Request
Each line of the data that includes the string "JSON" is to be copied out.
----- Given records
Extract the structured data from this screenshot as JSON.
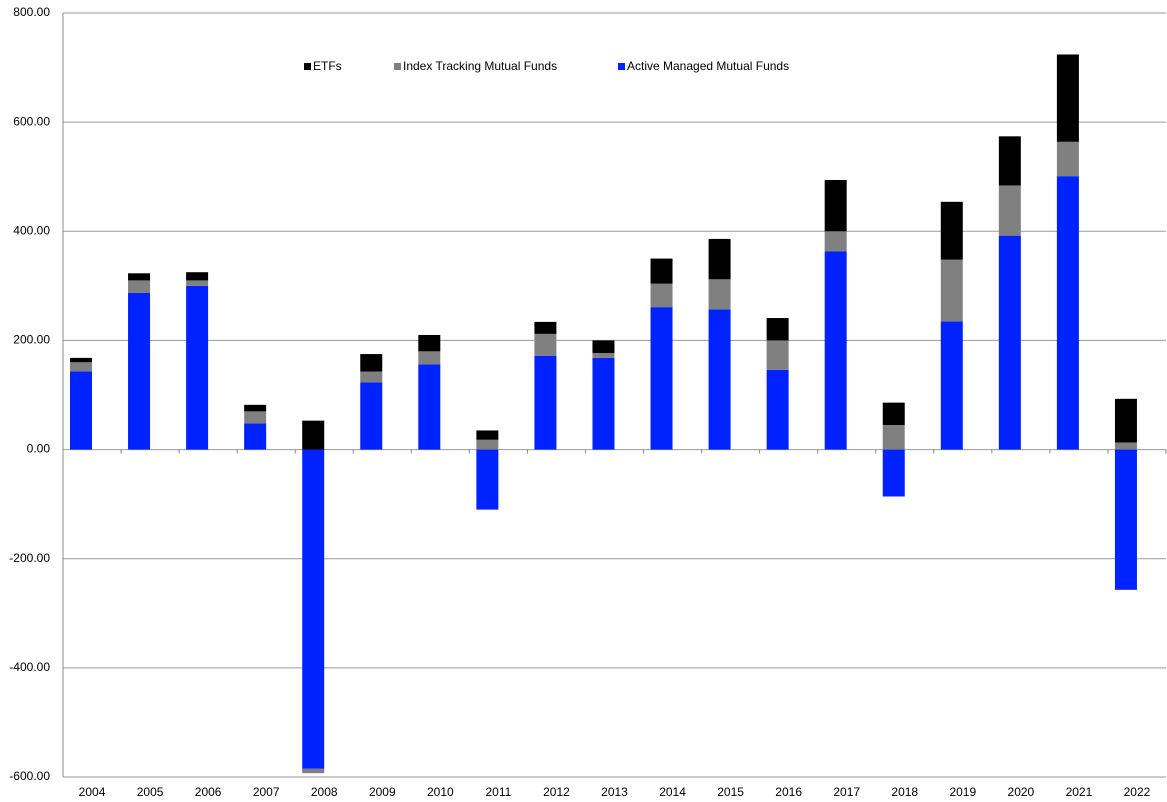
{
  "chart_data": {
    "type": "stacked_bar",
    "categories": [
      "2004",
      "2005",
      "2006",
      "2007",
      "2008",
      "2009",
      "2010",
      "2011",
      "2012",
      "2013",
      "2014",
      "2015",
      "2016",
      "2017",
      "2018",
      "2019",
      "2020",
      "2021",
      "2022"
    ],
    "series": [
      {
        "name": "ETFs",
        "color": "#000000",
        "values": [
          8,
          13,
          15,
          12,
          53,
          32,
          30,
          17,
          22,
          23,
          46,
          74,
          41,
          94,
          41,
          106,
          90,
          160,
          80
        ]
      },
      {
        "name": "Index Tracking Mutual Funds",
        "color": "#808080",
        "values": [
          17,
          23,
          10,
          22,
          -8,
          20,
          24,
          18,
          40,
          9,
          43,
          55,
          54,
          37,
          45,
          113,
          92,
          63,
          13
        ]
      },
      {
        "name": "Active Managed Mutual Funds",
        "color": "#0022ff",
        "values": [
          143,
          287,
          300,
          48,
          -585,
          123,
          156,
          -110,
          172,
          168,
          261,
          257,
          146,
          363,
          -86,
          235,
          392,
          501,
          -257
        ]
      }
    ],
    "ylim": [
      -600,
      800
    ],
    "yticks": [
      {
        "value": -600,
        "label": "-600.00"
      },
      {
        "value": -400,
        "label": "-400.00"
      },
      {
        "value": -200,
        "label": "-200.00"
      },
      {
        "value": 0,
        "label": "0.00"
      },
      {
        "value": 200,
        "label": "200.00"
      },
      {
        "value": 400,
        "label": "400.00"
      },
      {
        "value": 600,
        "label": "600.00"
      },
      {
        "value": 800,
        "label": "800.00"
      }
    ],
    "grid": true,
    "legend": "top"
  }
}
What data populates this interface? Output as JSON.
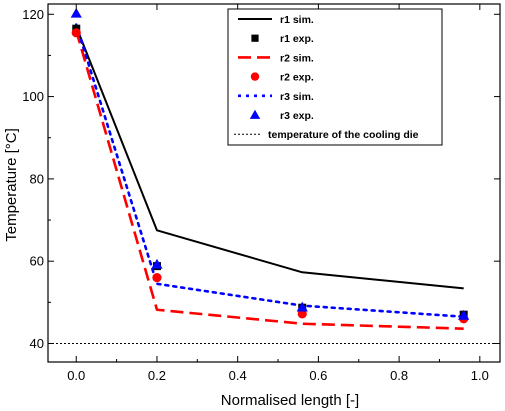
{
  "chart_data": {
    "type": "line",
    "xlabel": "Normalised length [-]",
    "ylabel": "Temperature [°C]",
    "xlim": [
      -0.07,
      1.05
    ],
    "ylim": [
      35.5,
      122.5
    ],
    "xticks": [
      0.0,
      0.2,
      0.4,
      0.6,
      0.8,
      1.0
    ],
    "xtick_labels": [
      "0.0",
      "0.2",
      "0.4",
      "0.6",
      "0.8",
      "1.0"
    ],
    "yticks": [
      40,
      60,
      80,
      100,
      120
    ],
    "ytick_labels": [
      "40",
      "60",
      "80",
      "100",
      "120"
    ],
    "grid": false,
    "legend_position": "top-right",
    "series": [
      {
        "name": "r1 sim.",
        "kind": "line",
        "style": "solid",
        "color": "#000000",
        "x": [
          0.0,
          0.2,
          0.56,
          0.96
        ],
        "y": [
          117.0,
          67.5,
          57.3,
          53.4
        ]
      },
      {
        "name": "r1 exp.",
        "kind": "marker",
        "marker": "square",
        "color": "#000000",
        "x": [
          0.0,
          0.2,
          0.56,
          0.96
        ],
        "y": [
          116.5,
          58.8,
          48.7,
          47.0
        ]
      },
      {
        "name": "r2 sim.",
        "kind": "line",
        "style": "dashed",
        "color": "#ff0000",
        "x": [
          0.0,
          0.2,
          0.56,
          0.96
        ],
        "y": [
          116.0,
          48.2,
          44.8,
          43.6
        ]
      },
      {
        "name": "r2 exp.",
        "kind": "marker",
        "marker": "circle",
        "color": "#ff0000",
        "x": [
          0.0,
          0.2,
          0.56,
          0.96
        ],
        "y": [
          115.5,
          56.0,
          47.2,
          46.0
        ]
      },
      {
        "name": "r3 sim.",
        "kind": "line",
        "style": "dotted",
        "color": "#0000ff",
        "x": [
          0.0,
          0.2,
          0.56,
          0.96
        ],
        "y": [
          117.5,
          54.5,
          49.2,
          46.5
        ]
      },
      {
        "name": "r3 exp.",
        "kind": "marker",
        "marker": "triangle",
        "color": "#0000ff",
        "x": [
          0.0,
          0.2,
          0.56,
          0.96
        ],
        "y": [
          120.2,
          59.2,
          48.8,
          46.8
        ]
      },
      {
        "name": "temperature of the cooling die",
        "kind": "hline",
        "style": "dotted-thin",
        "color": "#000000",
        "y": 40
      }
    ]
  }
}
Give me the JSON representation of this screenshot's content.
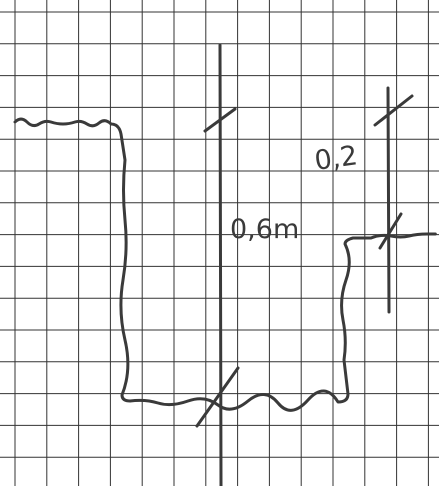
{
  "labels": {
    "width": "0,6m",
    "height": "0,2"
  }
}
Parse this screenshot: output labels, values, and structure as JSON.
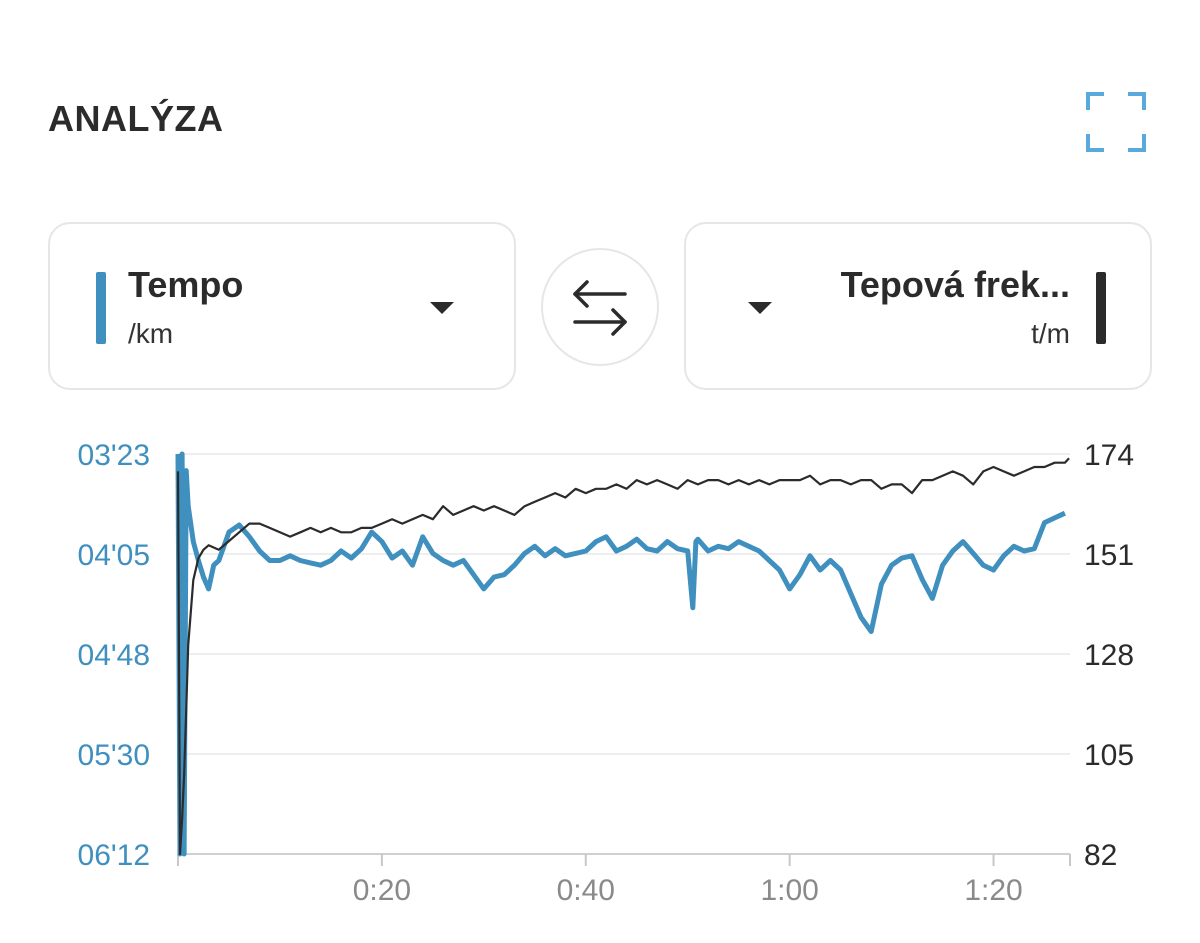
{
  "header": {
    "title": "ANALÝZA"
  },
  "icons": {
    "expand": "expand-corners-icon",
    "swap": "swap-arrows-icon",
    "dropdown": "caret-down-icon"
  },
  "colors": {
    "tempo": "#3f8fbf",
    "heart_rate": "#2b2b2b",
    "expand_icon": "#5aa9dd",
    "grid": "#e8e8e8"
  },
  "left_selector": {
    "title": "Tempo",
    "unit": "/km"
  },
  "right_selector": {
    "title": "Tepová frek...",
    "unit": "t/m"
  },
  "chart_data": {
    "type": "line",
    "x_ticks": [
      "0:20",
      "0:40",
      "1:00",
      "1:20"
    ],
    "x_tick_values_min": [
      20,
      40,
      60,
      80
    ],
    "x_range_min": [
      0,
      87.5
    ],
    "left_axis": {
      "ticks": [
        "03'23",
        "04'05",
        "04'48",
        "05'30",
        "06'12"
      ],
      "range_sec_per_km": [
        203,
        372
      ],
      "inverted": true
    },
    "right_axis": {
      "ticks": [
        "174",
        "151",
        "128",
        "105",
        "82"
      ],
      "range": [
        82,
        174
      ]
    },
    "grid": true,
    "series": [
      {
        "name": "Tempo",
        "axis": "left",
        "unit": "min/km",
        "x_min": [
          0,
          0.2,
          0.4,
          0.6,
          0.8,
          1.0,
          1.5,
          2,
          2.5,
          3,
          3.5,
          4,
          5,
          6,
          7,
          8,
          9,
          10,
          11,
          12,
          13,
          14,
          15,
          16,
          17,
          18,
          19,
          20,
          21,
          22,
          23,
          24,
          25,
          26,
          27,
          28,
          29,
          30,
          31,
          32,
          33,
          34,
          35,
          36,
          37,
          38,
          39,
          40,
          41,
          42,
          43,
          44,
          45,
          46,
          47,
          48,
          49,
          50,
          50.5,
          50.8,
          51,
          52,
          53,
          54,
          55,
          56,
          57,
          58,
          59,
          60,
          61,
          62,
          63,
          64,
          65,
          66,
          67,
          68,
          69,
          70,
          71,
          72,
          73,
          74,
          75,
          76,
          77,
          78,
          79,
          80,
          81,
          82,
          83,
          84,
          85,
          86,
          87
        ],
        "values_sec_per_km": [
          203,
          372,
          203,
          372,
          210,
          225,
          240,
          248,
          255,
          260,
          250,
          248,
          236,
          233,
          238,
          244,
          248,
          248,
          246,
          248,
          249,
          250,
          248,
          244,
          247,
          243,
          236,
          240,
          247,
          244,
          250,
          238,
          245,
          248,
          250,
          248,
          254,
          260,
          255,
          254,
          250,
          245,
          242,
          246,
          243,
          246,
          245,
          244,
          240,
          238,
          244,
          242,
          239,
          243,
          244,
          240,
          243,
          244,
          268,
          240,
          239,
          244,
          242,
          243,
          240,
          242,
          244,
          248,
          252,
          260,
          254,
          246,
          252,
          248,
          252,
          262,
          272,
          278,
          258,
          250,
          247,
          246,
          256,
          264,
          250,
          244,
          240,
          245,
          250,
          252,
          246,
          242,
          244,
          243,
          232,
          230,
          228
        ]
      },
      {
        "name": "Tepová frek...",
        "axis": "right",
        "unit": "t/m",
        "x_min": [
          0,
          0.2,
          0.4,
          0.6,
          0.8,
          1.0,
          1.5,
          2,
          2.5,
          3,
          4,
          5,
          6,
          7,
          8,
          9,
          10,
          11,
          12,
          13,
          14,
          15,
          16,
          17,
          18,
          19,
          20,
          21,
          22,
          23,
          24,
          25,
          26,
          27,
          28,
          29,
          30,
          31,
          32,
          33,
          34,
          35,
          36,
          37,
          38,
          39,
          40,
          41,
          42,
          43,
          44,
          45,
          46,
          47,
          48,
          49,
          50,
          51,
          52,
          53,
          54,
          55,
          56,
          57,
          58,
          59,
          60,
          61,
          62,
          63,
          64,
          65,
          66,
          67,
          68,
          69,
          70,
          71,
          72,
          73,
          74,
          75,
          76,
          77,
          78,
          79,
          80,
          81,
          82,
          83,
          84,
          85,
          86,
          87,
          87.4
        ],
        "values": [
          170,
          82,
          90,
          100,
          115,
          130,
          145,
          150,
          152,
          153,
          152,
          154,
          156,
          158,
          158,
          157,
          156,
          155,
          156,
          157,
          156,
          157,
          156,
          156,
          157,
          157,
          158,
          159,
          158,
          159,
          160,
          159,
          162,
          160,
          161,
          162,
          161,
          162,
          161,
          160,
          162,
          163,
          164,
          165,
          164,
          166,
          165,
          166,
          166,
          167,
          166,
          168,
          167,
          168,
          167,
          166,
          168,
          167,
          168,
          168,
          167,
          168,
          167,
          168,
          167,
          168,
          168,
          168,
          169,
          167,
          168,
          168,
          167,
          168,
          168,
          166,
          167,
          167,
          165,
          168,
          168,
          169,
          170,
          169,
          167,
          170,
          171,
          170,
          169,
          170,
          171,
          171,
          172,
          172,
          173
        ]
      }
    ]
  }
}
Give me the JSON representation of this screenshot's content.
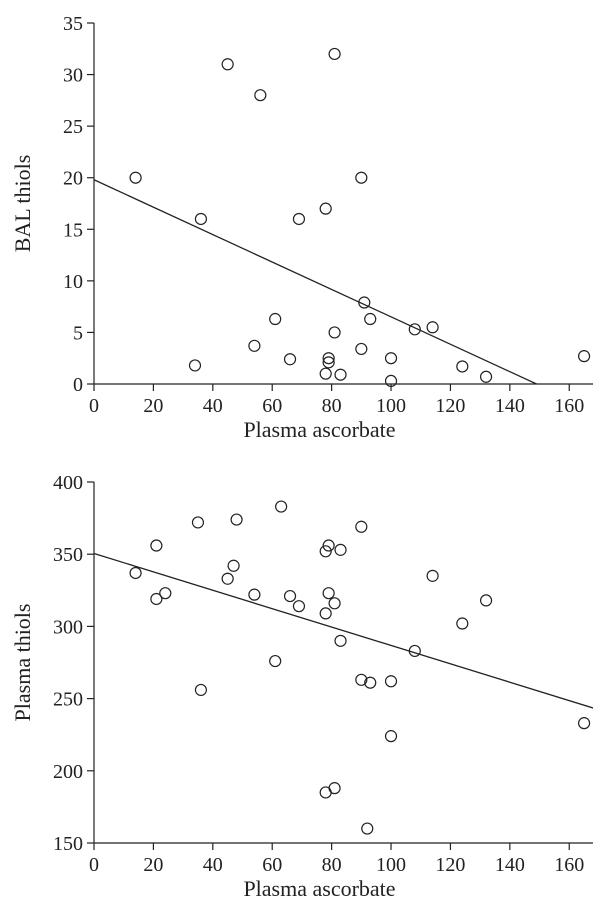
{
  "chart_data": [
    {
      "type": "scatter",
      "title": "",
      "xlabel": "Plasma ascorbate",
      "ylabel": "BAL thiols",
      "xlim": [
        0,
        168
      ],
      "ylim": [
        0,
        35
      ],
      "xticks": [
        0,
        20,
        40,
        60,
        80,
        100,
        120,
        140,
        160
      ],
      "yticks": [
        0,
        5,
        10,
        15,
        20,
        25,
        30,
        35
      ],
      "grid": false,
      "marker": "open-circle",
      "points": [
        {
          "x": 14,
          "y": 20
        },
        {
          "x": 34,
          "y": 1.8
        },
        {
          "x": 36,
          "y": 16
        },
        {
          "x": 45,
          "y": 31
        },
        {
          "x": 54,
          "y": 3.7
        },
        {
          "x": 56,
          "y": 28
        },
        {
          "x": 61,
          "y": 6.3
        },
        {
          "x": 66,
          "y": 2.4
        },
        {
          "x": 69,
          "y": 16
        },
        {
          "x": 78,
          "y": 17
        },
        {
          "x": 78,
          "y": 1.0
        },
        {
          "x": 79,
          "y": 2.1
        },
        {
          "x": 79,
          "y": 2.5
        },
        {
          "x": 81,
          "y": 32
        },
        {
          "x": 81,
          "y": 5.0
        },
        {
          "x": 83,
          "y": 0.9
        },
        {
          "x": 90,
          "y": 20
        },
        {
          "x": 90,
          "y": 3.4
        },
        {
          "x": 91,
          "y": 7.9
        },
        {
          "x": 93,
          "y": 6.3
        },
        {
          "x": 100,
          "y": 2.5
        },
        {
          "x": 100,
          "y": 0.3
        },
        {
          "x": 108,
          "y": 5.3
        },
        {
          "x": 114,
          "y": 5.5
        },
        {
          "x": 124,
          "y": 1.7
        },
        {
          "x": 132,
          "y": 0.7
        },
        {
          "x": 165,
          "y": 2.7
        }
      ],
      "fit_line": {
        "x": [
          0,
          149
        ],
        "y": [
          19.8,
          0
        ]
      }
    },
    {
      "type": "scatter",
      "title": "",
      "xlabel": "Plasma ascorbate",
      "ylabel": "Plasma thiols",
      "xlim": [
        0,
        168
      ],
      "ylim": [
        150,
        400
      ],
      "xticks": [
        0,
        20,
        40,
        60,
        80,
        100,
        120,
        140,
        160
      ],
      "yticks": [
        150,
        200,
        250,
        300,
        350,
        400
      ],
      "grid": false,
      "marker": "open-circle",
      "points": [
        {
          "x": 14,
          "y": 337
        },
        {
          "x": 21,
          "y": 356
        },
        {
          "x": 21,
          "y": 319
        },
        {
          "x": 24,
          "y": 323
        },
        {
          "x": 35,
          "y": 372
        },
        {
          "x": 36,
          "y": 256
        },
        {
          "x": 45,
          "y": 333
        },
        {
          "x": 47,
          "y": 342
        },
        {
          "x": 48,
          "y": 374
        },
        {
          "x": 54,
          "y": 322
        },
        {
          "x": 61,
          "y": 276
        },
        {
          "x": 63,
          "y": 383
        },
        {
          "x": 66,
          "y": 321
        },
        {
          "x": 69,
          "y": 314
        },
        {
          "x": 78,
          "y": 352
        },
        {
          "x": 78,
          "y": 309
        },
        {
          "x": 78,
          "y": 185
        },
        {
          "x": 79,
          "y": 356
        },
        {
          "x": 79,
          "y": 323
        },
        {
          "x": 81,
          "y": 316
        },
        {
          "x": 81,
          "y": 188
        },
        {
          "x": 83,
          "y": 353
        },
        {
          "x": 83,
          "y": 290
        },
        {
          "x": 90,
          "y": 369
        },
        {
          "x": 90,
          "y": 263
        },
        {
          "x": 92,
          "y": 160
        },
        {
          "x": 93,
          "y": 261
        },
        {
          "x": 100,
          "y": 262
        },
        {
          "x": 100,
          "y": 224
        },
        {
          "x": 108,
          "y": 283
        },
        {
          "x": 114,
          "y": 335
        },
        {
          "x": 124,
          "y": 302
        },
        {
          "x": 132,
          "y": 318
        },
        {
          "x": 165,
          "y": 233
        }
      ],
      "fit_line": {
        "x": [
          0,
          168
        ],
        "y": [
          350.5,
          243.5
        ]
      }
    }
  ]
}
----------
Response to the exercise
Extract the structured data from this screenshot as JSON.
What data populates this interface? Output as JSON.
Give me the JSON representation of this screenshot's content.
Parse this screenshot: output labels, values, and structure as JSON.
Give me the JSON representation of this screenshot's content.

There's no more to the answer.